=== Items from a data source ===
....................
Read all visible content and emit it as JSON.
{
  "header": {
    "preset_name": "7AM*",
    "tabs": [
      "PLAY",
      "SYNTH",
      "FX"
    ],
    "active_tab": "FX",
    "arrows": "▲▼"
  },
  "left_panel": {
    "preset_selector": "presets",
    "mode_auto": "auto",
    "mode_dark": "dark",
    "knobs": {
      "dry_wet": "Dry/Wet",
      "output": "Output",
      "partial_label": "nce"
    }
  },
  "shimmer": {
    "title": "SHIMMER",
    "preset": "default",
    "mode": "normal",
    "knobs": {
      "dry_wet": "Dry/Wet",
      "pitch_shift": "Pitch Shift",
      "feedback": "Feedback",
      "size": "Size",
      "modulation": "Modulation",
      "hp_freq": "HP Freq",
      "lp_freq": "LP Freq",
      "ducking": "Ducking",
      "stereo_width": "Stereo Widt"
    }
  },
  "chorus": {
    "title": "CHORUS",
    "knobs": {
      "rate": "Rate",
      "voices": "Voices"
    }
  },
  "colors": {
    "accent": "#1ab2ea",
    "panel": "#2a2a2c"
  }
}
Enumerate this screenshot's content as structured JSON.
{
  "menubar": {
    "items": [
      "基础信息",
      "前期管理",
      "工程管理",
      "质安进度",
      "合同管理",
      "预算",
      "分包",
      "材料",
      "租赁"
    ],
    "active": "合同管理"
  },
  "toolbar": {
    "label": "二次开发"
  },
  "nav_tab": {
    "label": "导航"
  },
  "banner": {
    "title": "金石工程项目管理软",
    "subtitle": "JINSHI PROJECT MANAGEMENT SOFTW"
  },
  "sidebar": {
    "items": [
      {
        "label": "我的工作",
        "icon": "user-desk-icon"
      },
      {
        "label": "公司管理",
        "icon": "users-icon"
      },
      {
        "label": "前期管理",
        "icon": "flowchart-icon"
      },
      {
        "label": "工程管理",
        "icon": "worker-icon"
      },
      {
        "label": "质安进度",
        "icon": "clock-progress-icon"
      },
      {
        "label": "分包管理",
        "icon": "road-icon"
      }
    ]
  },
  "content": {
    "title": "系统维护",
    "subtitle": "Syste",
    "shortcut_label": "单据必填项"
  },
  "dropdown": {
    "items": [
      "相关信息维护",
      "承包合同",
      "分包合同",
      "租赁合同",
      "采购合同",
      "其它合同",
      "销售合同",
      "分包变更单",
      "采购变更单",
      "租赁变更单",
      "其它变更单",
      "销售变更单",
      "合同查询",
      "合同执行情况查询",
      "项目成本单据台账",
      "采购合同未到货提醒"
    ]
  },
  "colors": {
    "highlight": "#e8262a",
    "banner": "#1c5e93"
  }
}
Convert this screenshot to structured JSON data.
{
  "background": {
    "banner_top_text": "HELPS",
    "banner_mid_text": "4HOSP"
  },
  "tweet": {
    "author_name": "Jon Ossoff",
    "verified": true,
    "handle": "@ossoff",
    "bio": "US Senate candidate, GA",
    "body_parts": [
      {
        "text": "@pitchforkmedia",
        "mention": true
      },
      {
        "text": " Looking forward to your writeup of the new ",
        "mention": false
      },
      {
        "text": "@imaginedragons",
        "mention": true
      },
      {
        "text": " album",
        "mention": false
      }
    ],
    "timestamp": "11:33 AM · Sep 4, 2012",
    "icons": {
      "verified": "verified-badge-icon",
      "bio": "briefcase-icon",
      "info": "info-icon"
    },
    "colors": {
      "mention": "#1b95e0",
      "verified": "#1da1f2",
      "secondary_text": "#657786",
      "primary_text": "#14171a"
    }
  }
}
....................
=== What needs to be done ===
Write out all records exactly, keeping every detail.

=== Answer to the task ===
Read all visible content and emit it as JSON.
{
  "header": {
    "preset_name": "7AM*",
    "tabs": [
      "PLAY",
      "SYNTH",
      "FX"
    ],
    "active_tab": "FX",
    "arrows": "▲▼"
  },
  "left_panel": {
    "preset_selector": "presets",
    "mode_auto": "auto",
    "mode_dark": "dark",
    "knobs": {
      "dry_wet": "Dry/Wet",
      "output": "Output",
      "partial_label": "nce"
    }
  },
  "shimmer": {
    "title": "SHIMMER",
    "preset": "default",
    "mode": "normal",
    "knobs": {
      "dry_wet": "Dry/Wet",
      "pitch_shift": "Pitch Shift",
      "feedback": "Feedback",
      "size": "Size",
      "modulation": "Modulation",
      "hp_freq": "HP Freq",
      "lp_freq": "LP Freq",
      "ducking": "Ducking",
      "stereo_width": "Stereo Widt"
    }
  },
  "chorus": {
    "title": "CHORUS",
    "knobs": {
      "rate": "Rate",
      "voices": "Voices"
    }
  },
  "colors": {
    "accent": "#1ab2ea",
    "panel": "#2a2a2c"
  }
}
Enumerate this screenshot's content as structured JSON.
{
  "menubar": {
    "items": [
      "基础信息",
      "前期管理",
      "工程管理",
      "质安进度",
      "合同管理",
      "预算",
      "分包",
      "材料",
      "租赁"
    ],
    "active": "合同管理"
  },
  "toolbar": {
    "label": "二次开发"
  },
  "nav_tab": {
    "label": "导航"
  },
  "banner": {
    "title": "金石工程项目管理软",
    "subtitle": "JINSHI PROJECT MANAGEMENT SOFTW"
  },
  "sidebar": {
    "items": [
      {
        "label": "我的工作",
        "icon": "user-desk-icon"
      },
      {
        "label": "公司管理",
        "icon": "users-icon"
      },
      {
        "label": "前期管理",
        "icon": "flowchart-icon"
      },
      {
        "label": "工程管理",
        "icon": "worker-icon"
      },
      {
        "label": "质安进度",
        "icon": "clock-progress-icon"
      },
      {
        "label": "分包管理",
        "icon": "road-icon"
      }
    ]
  },
  "content": {
    "title": "系统维护",
    "subtitle": "Syste",
    "shortcut_label": "单据必填项"
  },
  "dropdown": {
    "items": [
      "相关信息维护",
      "承包合同",
      "分包合同",
      "租赁合同",
      "采购合同",
      "其它合同",
      "销售合同",
      "分包变更单",
      "采购变更单",
      "租赁变更单",
      "其它变更单",
      "销售变更单",
      "合同查询",
      "合同执行情况查询",
      "项目成本单据台账",
      "采购合同未到货提醒"
    ]
  },
  "colors": {
    "highlight": "#e8262a",
    "banner": "#1c5e93"
  }
}
Convert this screenshot to structured JSON data.
{
  "background": {
    "banner_top_text": "HELPS",
    "banner_mid_text": "4HOSP"
  },
  "tweet": {
    "author_name": "Jon Ossoff",
    "verified": true,
    "handle": "@ossoff",
    "bio": "US Senate candidate, GA",
    "body_parts": [
      {
        "text": "@pitchforkmedia",
        "mention": true
      },
      {
        "text": " Looking forward to your writeup of the new ",
        "mention": false
      },
      {
        "text": "@imaginedragons",
        "mention": true
      },
      {
        "text": " album",
        "mention": false
      }
    ],
    "timestamp": "11:33 AM · Sep 4, 2012",
    "icons": {
      "verified": "verified-badge-icon",
      "bio": "briefcase-icon",
      "info": "info-icon"
    },
    "colors": {
      "mention": "#1b95e0",
      "verified": "#1da1f2",
      "secondary_text": "#657786",
      "primary_text": "#14171a"
    }
  }
}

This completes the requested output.